» **Stated problem**:
Set down all of the data exactly as it appears.

» **Material to process**:
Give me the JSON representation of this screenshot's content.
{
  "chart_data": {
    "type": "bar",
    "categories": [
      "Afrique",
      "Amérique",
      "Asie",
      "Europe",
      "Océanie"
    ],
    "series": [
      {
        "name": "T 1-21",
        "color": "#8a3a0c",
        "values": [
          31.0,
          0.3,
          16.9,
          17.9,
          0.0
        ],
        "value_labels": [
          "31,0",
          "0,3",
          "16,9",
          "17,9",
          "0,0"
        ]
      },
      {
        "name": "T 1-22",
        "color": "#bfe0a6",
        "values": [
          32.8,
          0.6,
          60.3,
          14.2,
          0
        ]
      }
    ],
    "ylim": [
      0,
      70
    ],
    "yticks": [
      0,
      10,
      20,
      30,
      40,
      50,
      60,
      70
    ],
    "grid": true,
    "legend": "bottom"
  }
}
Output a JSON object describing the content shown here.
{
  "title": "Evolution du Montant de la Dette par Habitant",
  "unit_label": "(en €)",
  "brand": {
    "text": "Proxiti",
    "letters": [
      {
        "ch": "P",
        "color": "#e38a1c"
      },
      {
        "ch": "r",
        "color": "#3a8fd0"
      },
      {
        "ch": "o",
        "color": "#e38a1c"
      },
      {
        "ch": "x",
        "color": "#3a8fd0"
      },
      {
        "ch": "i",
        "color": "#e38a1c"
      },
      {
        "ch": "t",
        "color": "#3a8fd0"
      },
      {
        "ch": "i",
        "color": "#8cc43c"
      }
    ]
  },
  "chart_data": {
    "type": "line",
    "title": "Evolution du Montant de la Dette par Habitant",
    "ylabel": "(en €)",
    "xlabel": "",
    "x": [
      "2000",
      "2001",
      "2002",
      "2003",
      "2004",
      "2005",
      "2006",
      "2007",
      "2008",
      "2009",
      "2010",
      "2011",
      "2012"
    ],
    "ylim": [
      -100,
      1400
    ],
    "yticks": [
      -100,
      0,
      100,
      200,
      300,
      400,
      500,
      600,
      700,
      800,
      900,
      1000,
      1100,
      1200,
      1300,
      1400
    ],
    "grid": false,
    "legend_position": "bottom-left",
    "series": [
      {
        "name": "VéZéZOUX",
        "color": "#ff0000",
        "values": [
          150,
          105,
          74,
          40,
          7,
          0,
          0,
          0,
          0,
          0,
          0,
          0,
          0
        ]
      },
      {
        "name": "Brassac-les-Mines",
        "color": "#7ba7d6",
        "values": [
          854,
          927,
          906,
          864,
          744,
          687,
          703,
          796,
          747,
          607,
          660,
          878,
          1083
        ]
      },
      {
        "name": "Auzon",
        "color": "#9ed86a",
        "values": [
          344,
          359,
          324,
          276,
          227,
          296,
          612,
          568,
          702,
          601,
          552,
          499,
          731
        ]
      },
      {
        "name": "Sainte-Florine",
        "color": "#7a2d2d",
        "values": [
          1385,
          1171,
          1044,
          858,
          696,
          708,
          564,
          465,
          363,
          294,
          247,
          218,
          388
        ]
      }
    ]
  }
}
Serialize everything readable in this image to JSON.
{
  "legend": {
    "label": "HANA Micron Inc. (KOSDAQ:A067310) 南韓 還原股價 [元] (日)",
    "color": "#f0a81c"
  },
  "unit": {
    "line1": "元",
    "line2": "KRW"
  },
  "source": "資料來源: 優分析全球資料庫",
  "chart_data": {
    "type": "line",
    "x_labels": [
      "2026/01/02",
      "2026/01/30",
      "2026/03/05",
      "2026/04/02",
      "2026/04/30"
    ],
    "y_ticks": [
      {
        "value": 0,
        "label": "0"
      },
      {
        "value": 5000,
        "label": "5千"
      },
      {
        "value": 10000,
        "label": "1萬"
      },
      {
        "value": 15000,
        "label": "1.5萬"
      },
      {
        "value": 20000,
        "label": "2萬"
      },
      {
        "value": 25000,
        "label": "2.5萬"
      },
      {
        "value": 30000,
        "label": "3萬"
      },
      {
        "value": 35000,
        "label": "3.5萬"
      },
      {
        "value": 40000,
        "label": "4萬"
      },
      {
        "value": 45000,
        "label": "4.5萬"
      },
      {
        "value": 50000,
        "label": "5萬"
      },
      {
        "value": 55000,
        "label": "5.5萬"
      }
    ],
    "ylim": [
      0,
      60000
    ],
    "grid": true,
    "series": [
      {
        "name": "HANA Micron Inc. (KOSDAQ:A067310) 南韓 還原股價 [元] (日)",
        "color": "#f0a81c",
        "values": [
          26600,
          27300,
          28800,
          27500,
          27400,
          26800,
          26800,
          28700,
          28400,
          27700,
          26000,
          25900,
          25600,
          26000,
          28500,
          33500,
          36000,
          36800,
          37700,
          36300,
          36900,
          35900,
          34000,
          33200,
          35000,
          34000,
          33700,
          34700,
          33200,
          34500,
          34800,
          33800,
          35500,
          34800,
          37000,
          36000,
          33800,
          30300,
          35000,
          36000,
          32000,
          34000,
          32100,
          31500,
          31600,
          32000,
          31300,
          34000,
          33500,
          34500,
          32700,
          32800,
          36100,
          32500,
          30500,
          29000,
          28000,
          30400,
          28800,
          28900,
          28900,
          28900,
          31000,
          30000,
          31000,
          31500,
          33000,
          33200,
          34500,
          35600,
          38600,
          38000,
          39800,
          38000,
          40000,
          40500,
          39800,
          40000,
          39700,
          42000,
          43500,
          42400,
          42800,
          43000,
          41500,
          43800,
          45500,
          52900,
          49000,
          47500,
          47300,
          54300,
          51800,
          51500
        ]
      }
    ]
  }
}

» **Written solution**:
Give me the JSON representation of this screenshot's content.
{
  "chart_data": {
    "type": "bar",
    "categories": [
      "Afrique",
      "Amérique",
      "Asie",
      "Europe",
      "Océanie"
    ],
    "series": [
      {
        "name": "T 1-21",
        "color": "#8a3a0c",
        "values": [
          31.0,
          0.3,
          16.9,
          17.9,
          0.0
        ],
        "value_labels": [
          "31,0",
          "0,3",
          "16,9",
          "17,9",
          "0,0"
        ]
      },
      {
        "name": "T 1-22",
        "color": "#bfe0a6",
        "values": [
          32.8,
          0.6,
          60.3,
          14.2,
          0
        ]
      }
    ],
    "ylim": [
      0,
      70
    ],
    "yticks": [
      0,
      10,
      20,
      30,
      40,
      50,
      60,
      70
    ],
    "grid": true,
    "legend": "bottom"
  }
}
Output a JSON object describing the content shown here.
{
  "title": "Evolution du Montant de la Dette par Habitant",
  "unit_label": "(en €)",
  "brand": {
    "text": "Proxiti",
    "letters": [
      {
        "ch": "P",
        "color": "#e38a1c"
      },
      {
        "ch": "r",
        "color": "#3a8fd0"
      },
      {
        "ch": "o",
        "color": "#e38a1c"
      },
      {
        "ch": "x",
        "color": "#3a8fd0"
      },
      {
        "ch": "i",
        "color": "#e38a1c"
      },
      {
        "ch": "t",
        "color": "#3a8fd0"
      },
      {
        "ch": "i",
        "color": "#8cc43c"
      }
    ]
  },
  "chart_data": {
    "type": "line",
    "title": "Evolution du Montant de la Dette par Habitant",
    "ylabel": "(en €)",
    "xlabel": "",
    "x": [
      "2000",
      "2001",
      "2002",
      "2003",
      "2004",
      "2005",
      "2006",
      "2007",
      "2008",
      "2009",
      "2010",
      "2011",
      "2012"
    ],
    "ylim": [
      -100,
      1400
    ],
    "yticks": [
      -100,
      0,
      100,
      200,
      300,
      400,
      500,
      600,
      700,
      800,
      900,
      1000,
      1100,
      1200,
      1300,
      1400
    ],
    "grid": false,
    "legend_position": "bottom-left",
    "series": [
      {
        "name": "VéZéZOUX",
        "color": "#ff0000",
        "values": [
          150,
          105,
          74,
          40,
          7,
          0,
          0,
          0,
          0,
          0,
          0,
          0,
          0
        ]
      },
      {
        "name": "Brassac-les-Mines",
        "color": "#7ba7d6",
        "values": [
          854,
          927,
          906,
          864,
          744,
          687,
          703,
          796,
          747,
          607,
          660,
          878,
          1083
        ]
      },
      {
        "name": "Auzon",
        "color": "#9ed86a",
        "values": [
          344,
          359,
          324,
          276,
          227,
          296,
          612,
          568,
          702,
          601,
          552,
          499,
          731
        ]
      },
      {
        "name": "Sainte-Florine",
        "color": "#7a2d2d",
        "values": [
          1385,
          1171,
          1044,
          858,
          696,
          708,
          564,
          465,
          363,
          294,
          247,
          218,
          388
        ]
      }
    ]
  }
}
Serialize everything readable in this image to JSON.
{
  "legend": {
    "label": "HANA Micron Inc. (KOSDAQ:A067310) 南韓 還原股價 [元] (日)",
    "color": "#f0a81c"
  },
  "unit": {
    "line1": "元",
    "line2": "KRW"
  },
  "source": "資料來源: 優分析全球資料庫",
  "chart_data": {
    "type": "line",
    "x_labels": [
      "2026/01/02",
      "2026/01/30",
      "2026/03/05",
      "2026/04/02",
      "2026/04/30"
    ],
    "y_ticks": [
      {
        "value": 0,
        "label": "0"
      },
      {
        "value": 5000,
        "label": "5千"
      },
      {
        "value": 10000,
        "label": "1萬"
      },
      {
        "value": 15000,
        "label": "1.5萬"
      },
      {
        "value": 20000,
        "label": "2萬"
      },
      {
        "value": 25000,
        "label": "2.5萬"
      },
      {
        "value": 30000,
        "label": "3萬"
      },
      {
        "value": 35000,
        "label": "3.5萬"
      },
      {
        "value": 40000,
        "label": "4萬"
      },
      {
        "value": 45000,
        "label": "4.5萬"
      },
      {
        "value": 50000,
        "label": "5萬"
      },
      {
        "value": 55000,
        "label": "5.5萬"
      }
    ],
    "ylim": [
      0,
      60000
    ],
    "grid": true,
    "series": [
      {
        "name": "HANA Micron Inc. (KOSDAQ:A067310) 南韓 還原股價 [元] (日)",
        "color": "#f0a81c",
        "values": [
          26600,
          27300,
          28800,
          27500,
          27400,
          26800,
          26800,
          28700,
          28400,
          27700,
          26000,
          25900,
          25600,
          26000,
          28500,
          33500,
          36000,
          36800,
          37700,
          36300,
          36900,
          35900,
          34000,
          33200,
          35000,
          34000,
          33700,
          34700,
          33200,
          34500,
          34800,
          33800,
          35500,
          34800,
          37000,
          36000,
          33800,
          30300,
          35000,
          36000,
          32000,
          34000,
          32100,
          31500,
          31600,
          32000,
          31300,
          34000,
          33500,
          34500,
          32700,
          32800,
          36100,
          32500,
          30500,
          29000,
          28000,
          30400,
          28800,
          28900,
          28900,
          28900,
          31000,
          30000,
          31000,
          31500,
          33000,
          33200,
          34500,
          35600,
          38600,
          38000,
          39800,
          38000,
          40000,
          40500,
          39800,
          40000,
          39700,
          42000,
          43500,
          42400,
          42800,
          43000,
          41500,
          43800,
          45500,
          52900,
          49000,
          47500,
          47300,
          54300,
          51800,
          51500
        ]
      }
    ]
  }
}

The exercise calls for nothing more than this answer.